Given instruction:
Show each line from the listing that includes the word "explorer".

Stored records:

☆ ☆ ☆ ☆

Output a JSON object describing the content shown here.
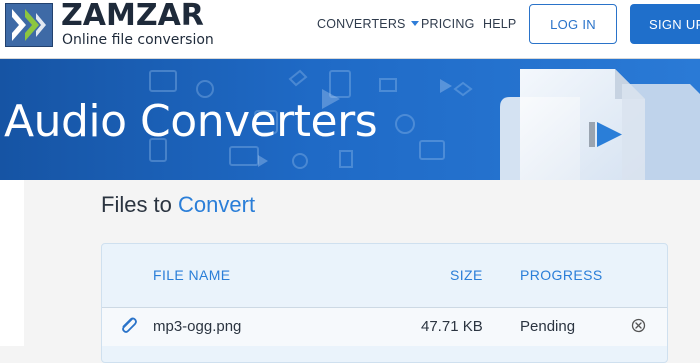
{
  "header": {
    "logo_name": "ZAMZAR",
    "logo_tm": "™",
    "logo_tagline": "Online file conversion",
    "nav": {
      "converters": "CONVERTERS",
      "pricing": "PRICING",
      "help": "HELP"
    },
    "login_label": "LOG IN",
    "signup_label": "SIGN UP"
  },
  "banner": {
    "title": "Audio Converters"
  },
  "files": {
    "title_prefix": "Files to",
    "title_accent": "Convert",
    "columns": {
      "file_name": "FILE NAME",
      "size": "SIZE",
      "progress": "PROGRESS"
    },
    "rows": [
      {
        "file_name": "mp3-ogg.png",
        "size": "47.71 KB",
        "progress": "Pending"
      }
    ]
  },
  "icons": {
    "logo": "zamzar-chevrons-icon",
    "dropdown": "chevron-down-icon",
    "attachment": "paperclip-icon",
    "remove": "remove-circle-icon",
    "banner_media": "play-icon"
  },
  "colors": {
    "brand_blue": "#1f6fcb",
    "accent_blue": "#2a7ed8",
    "banner_blue": "#1f6ac6",
    "logo_green": "#8cc63f",
    "text_dark": "#2b3440"
  }
}
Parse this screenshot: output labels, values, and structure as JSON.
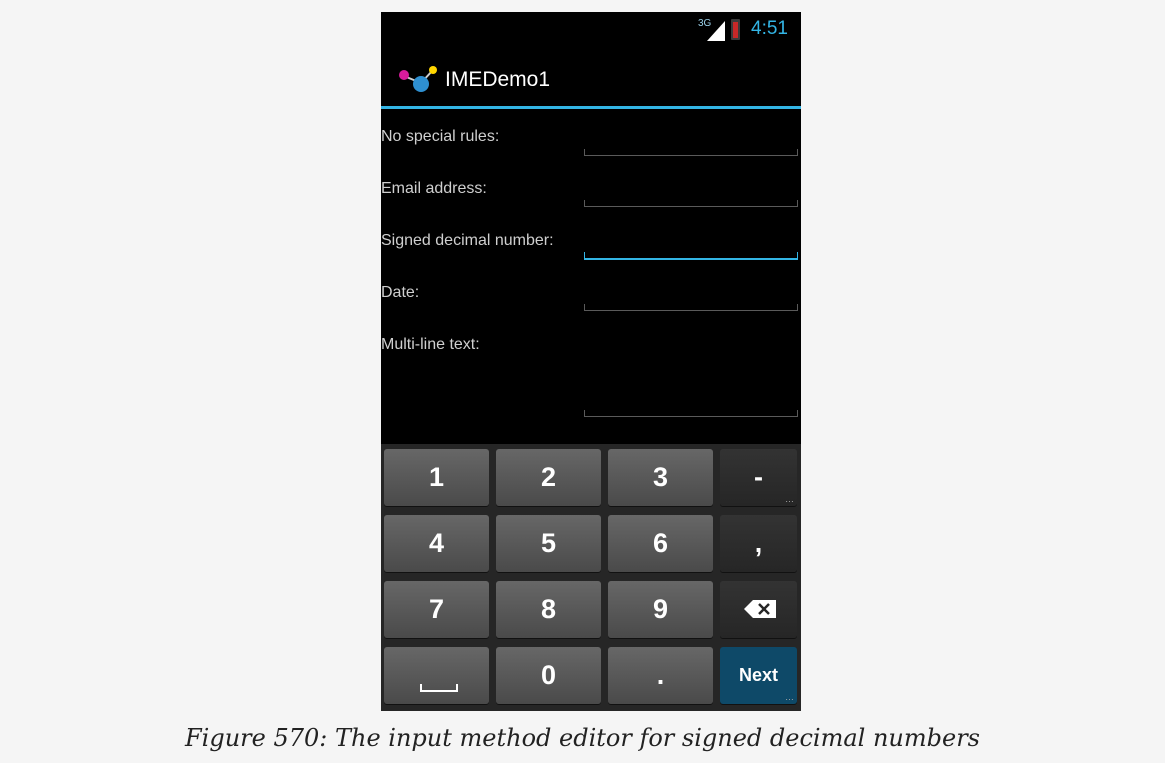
{
  "status_bar": {
    "network": "3G",
    "time": "4:51",
    "accent_color": "#33b5e5",
    "battery_color": "#c62828"
  },
  "action_bar": {
    "app_icon": "molecule-app-icon",
    "title": "IMEDemo1"
  },
  "form": {
    "fields": [
      {
        "label": "No special rules:",
        "value": ""
      },
      {
        "label": "Email address:",
        "value": ""
      },
      {
        "label": "Signed decimal number:",
        "value": "",
        "focused": true
      },
      {
        "label": "Date:",
        "value": ""
      },
      {
        "label": "Multi-line text:",
        "value": ""
      }
    ]
  },
  "keyboard": {
    "rows": [
      [
        "1",
        "2",
        "3",
        "-"
      ],
      [
        "4",
        "5",
        "6",
        ","
      ],
      [
        "7",
        "8",
        "9",
        "backspace-icon"
      ],
      [
        "space-icon",
        "0",
        ".",
        "Next"
      ]
    ],
    "enter_label": "Next",
    "enter_color": "#0e4968"
  },
  "caption": "Figure 570: The input method editor for signed decimal numbers"
}
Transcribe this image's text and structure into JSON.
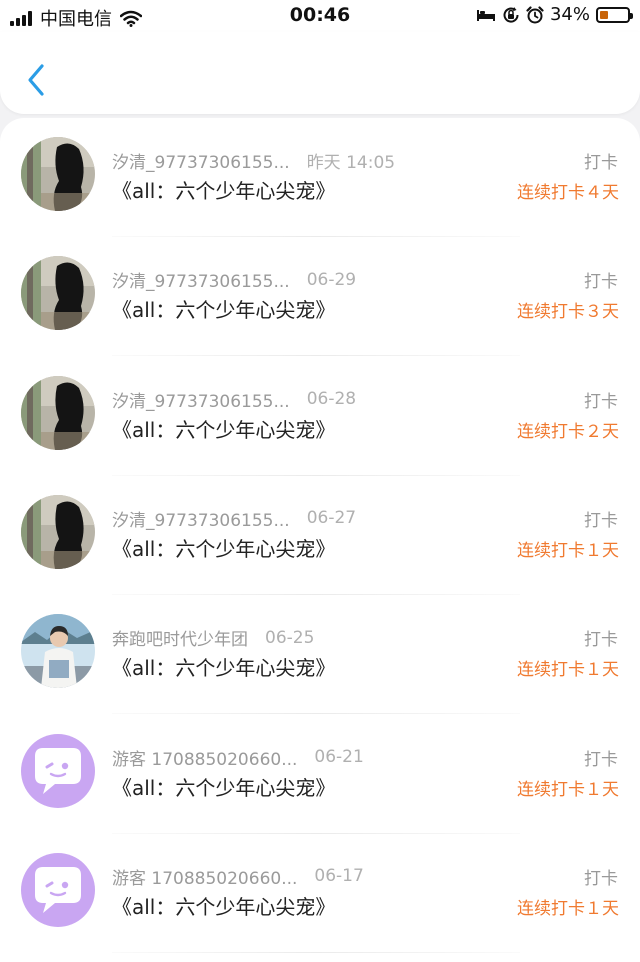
{
  "status_bar": {
    "carrier": "中国电信",
    "time": "00:46",
    "battery": "34%"
  },
  "colors": {
    "accent": "#2b9de6",
    "streak": "#f07a30",
    "guest_avatar": "#c9a6f2"
  },
  "records": [
    {
      "avatar": "photo-hair",
      "name": "汐清_97737306155...",
      "date": "昨天 14:05",
      "book": "《all：六个少年心尖宠》",
      "type": "打卡",
      "streak": "连续打卡４天"
    },
    {
      "avatar": "photo-hair",
      "name": "汐清_97737306155...",
      "date": "06-29",
      "book": "《all：六个少年心尖宠》",
      "type": "打卡",
      "streak": "连续打卡３天"
    },
    {
      "avatar": "photo-hair",
      "name": "汐清_97737306155...",
      "date": "06-28",
      "book": "《all：六个少年心尖宠》",
      "type": "打卡",
      "streak": "连续打卡２天"
    },
    {
      "avatar": "photo-hair",
      "name": "汐清_97737306155...",
      "date": "06-27",
      "book": "《all：六个少年心尖宠》",
      "type": "打卡",
      "streak": "连续打卡１天"
    },
    {
      "avatar": "photo-boy",
      "name": "奔跑吧时代少年团",
      "date": "06-25",
      "book": "《all：六个少年心尖宠》",
      "type": "打卡",
      "streak": "连续打卡１天"
    },
    {
      "avatar": "guest",
      "name": "游客 170885020660...",
      "date": "06-21",
      "book": "《all：六个少年心尖宠》",
      "type": "打卡",
      "streak": "连续打卡１天"
    },
    {
      "avatar": "guest",
      "name": "游客 170885020660...",
      "date": "06-17",
      "book": "《all：六个少年心尖宠》",
      "type": "打卡",
      "streak": "连续打卡１天"
    }
  ]
}
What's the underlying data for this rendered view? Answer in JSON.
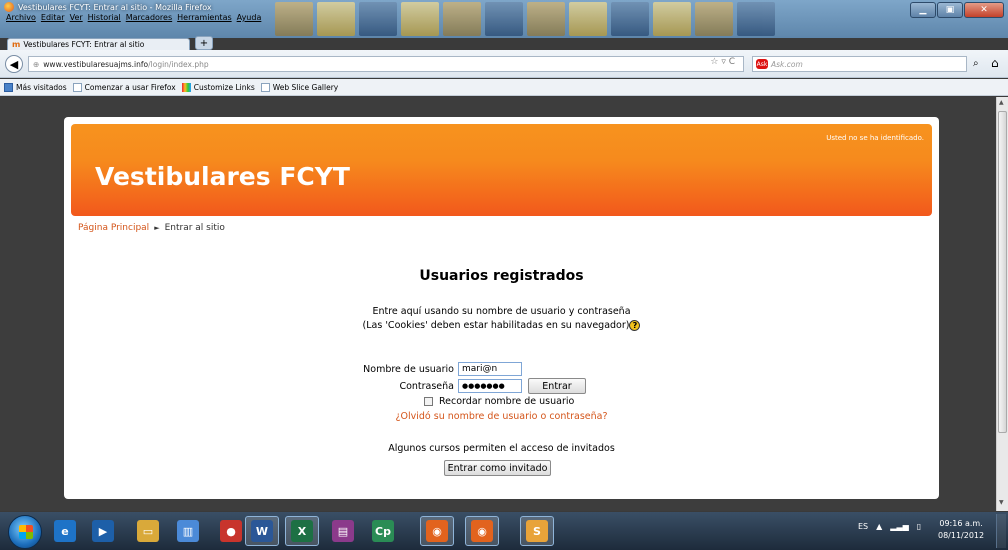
{
  "browser": {
    "window_title": "Vestibulares FCYT: Entrar al sitio - Mozilla Firefox",
    "menu": [
      "Archivo",
      "Editar",
      "Ver",
      "Historial",
      "Marcadores",
      "Herramientas",
      "Ayuda"
    ],
    "tab_label": "Vestibulares FCYT: Entrar al sitio",
    "tab_icon_letter": "m",
    "new_tab": "+",
    "url_host": "www.vestibularesuajms.info",
    "url_path": "/login/index.php",
    "url_buttons": "☆ ▿ C",
    "search_placeholder": "Ask.com",
    "search_engine_logo": "Ask",
    "bookmarks": [
      "Más visitados",
      "Comenzar a usar Firefox",
      "Customize Links",
      "Web Slice Gallery"
    ]
  },
  "page": {
    "login_info": "Usted no se ha identificado.",
    "site_title": "Vestibulares FCYT",
    "breadcrumb": {
      "home": "Página Principal",
      "separator": "►",
      "current": "Entrar al sitio"
    },
    "section_title": "Usuarios registrados",
    "intro_line1": "Entre aquí usando su nombre de usuario y contraseña",
    "intro_line2": "(Las 'Cookies' deben estar habilitadas en su navegador)",
    "help_glyph": "?",
    "username_label": "Nombre de usuario",
    "username_value": "mari@n",
    "password_label": "Contraseña",
    "password_value": "●●●●●●●",
    "login_button": "Entrar",
    "remember_label": "Recordar nombre de usuario",
    "forgot_link": "¿Olvidó su nombre de usuario o contraseña?",
    "guests_text": "Algunos cursos permiten el acceso de invitados",
    "guest_button": "Entrar como invitado"
  },
  "colors": {
    "banner_top": "#f7931e",
    "banner_bottom": "#f2581c",
    "link": "#d4551a"
  },
  "taskbar": {
    "apps": [
      {
        "name": "internet-explorer-icon",
        "glyph": "e"
      },
      {
        "name": "media-icon",
        "glyph": "▶"
      },
      {
        "name": "explorer-folder-icon",
        "glyph": "▭"
      },
      {
        "name": "app-icon",
        "glyph": "▥"
      },
      {
        "name": "red-app-icon",
        "glyph": "●"
      },
      {
        "name": "word-icon",
        "glyph": "W"
      },
      {
        "name": "excel-icon",
        "glyph": "X"
      },
      {
        "name": "winrar-icon",
        "glyph": "▤"
      },
      {
        "name": "captivate-icon",
        "glyph": "Cp"
      },
      {
        "name": "firefox-icon",
        "glyph": "◉"
      },
      {
        "name": "firefox-icon-2",
        "glyph": "◉"
      },
      {
        "name": "app-icon-2",
        "glyph": "S"
      }
    ],
    "language": "ES",
    "time": "09:16 a.m.",
    "date": "08/11/2012"
  }
}
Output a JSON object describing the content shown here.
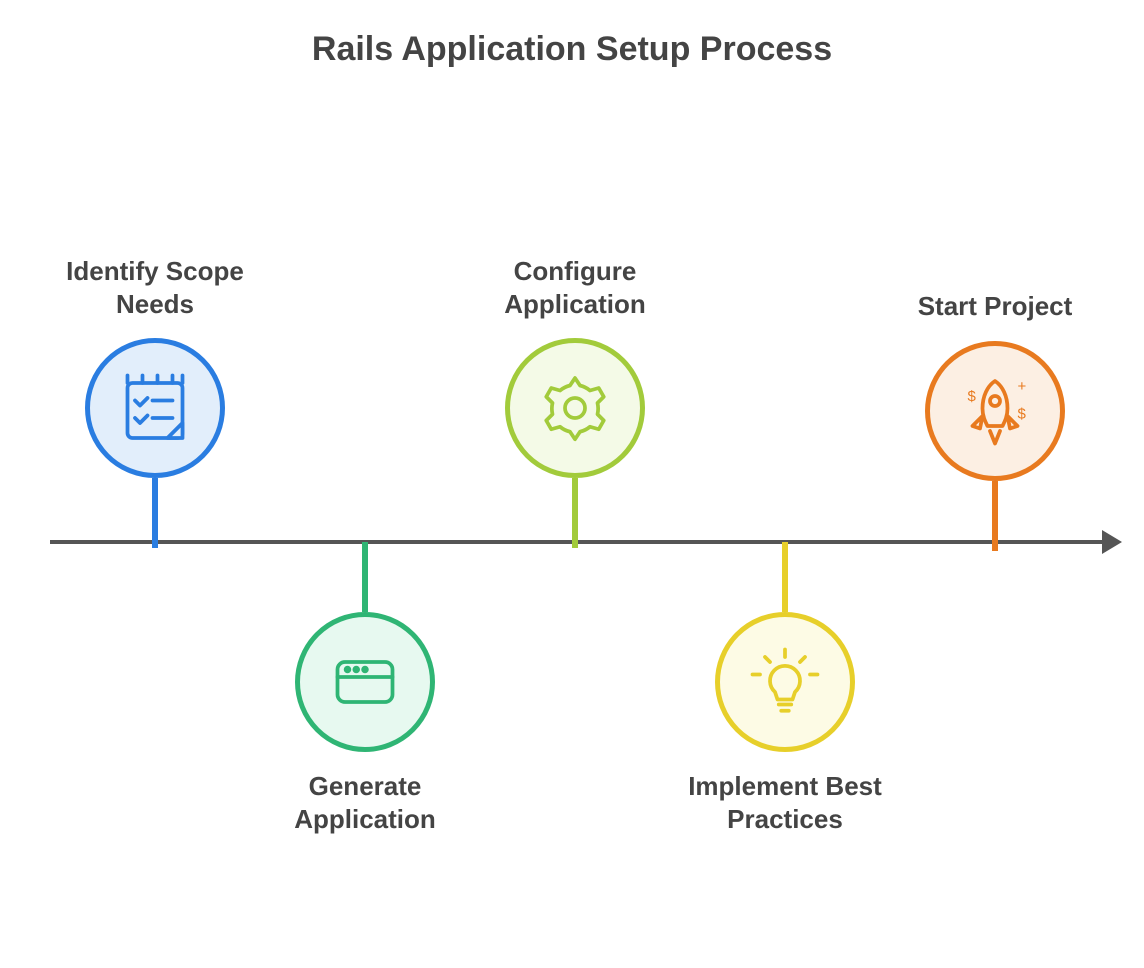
{
  "title": "Rails Application Setup Process",
  "steps": [
    {
      "label": "Identify Scope Needs",
      "icon": "checklist-icon",
      "color": "blue",
      "position": "above"
    },
    {
      "label": "Generate Application",
      "icon": "window-icon",
      "color": "green",
      "position": "below"
    },
    {
      "label": "Configure Application",
      "icon": "gear-icon",
      "color": "lime",
      "position": "above"
    },
    {
      "label": "Implement Best Practices",
      "icon": "lightbulb-icon",
      "color": "yellow",
      "position": "below"
    },
    {
      "label": "Start Project",
      "icon": "rocket-icon",
      "color": "orange",
      "position": "above"
    }
  ],
  "colors": {
    "blue": "#2a7de1",
    "green": "#2fb574",
    "lime": "#a2cb3b",
    "yellow": "#e7cf2a",
    "orange": "#e87a1f"
  }
}
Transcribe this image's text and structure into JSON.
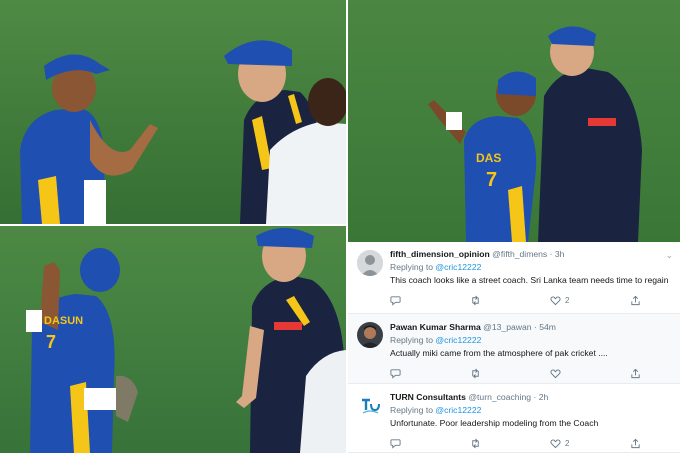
{
  "tweets": [
    {
      "name": "fifth_dimension_opinion",
      "handle": "@fifth_dimens",
      "time": "3h",
      "replying_label": "Replying to",
      "replying_to": "@cric12222",
      "text": "This coach looks like a street coach. Sri Lanka team needs time to regain",
      "likes": "2",
      "avatar_icon": "avatar-icon",
      "more_icon": "more-icon"
    },
    {
      "name": "Pawan Kumar Sharma",
      "handle": "@13_pawan",
      "time": "54m",
      "replying_label": "Replying to",
      "replying_to": "@cric12222",
      "text": "Actually miki came from the atmosphere of pak cricket ....",
      "likes": "",
      "avatar_icon": "avatar-icon",
      "more_icon": "more-icon"
    },
    {
      "name": "TURN Consultants",
      "handle": "@turn_coaching",
      "time": "2h",
      "replying_label": "Replying to",
      "replying_to": "@cric12222",
      "text": "Unfortunate. Poor leadership modeling from the Coach",
      "likes": "2",
      "avatar_icon": "logo-icon",
      "more_icon": "more-icon"
    }
  ],
  "photos": {
    "jersey_name": "DAS",
    "jersey_name_2": "DASUN",
    "jersey_number": "7"
  },
  "colors": {
    "pitch_green": "#3d7a3a",
    "jersey_blue": "#1f4fb0",
    "coach_navy": "#1a2340",
    "accent_yellow": "#f5c518",
    "link_blue": "#1b95e0"
  }
}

☆ ☆ ☆ ☆

Solved exercise:
        "name": "internet-explorer-icon",
        "name": "explorer-folder-icon",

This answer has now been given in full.